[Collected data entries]
• • •

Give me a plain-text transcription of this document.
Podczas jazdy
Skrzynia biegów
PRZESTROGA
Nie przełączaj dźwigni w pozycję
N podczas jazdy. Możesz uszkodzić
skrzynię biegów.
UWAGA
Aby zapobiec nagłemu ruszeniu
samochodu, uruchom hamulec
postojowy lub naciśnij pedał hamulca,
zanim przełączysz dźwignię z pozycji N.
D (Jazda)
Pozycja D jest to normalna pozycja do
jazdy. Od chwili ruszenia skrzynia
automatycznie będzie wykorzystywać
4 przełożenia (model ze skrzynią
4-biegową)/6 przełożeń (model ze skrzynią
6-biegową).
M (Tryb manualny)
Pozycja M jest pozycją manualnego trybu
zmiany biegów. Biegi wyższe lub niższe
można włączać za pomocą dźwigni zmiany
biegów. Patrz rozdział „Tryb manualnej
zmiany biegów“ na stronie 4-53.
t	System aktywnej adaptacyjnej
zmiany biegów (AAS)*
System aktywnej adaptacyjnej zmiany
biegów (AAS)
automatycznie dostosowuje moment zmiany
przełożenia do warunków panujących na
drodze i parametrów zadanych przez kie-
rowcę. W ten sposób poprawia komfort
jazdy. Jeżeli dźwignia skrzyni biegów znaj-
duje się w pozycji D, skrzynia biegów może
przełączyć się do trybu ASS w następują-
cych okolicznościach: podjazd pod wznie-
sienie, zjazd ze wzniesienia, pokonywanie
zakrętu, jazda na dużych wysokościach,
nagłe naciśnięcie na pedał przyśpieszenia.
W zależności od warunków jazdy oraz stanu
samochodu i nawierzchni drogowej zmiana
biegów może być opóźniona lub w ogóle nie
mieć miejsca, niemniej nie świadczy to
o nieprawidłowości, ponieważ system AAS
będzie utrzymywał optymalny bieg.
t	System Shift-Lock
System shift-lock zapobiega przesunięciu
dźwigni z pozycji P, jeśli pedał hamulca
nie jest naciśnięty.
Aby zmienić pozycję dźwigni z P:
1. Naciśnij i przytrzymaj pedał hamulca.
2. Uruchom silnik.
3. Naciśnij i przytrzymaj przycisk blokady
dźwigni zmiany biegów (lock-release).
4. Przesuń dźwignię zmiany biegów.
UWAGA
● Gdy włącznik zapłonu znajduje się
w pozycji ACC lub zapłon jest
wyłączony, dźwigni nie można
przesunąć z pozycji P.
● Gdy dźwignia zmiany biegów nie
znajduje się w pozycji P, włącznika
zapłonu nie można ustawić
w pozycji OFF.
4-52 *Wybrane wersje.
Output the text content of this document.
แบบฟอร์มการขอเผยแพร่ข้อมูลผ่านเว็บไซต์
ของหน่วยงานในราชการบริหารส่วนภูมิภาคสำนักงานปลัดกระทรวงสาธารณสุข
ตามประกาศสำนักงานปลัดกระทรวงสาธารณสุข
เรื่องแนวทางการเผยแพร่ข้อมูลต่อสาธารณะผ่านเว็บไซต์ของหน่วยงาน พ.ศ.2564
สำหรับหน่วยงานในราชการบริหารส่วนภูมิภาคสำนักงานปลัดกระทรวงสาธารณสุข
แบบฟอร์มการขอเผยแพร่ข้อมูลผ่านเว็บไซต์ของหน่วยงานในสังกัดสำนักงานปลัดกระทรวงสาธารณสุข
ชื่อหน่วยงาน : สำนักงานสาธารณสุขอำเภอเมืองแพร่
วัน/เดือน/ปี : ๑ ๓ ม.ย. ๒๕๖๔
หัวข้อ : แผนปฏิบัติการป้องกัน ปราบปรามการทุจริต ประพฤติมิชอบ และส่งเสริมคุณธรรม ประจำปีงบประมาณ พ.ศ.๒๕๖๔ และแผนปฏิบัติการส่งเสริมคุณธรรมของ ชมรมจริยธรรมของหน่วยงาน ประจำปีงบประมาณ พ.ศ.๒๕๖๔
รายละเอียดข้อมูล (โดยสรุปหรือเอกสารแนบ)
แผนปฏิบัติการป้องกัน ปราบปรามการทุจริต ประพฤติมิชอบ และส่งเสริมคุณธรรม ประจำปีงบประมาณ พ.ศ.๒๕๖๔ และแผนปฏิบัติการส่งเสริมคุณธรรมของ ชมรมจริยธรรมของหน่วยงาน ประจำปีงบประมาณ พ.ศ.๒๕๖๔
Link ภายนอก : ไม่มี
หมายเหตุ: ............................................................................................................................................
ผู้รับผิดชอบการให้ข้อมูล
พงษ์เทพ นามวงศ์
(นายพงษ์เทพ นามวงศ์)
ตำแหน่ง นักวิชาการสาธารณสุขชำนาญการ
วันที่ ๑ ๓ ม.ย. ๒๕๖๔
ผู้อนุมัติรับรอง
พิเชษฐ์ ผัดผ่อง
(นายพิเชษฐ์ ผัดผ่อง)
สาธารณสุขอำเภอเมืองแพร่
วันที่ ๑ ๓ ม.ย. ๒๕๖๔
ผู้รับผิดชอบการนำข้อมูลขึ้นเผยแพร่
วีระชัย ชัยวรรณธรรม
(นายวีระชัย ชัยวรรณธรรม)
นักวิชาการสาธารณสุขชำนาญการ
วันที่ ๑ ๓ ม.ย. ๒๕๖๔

• • •

### [Aim of the exercise]
Report back each line of the entries that holds the string "pedał".

### [Complete response]
postojowy lub naciśnij pedał hamulca,
nagłe naciśnięcie na pedał przyśpieszenia.
dźwigni z pozycji P, jeśli pedał hamulca
1. Naciśnij i przytrzymaj pedał hamulca.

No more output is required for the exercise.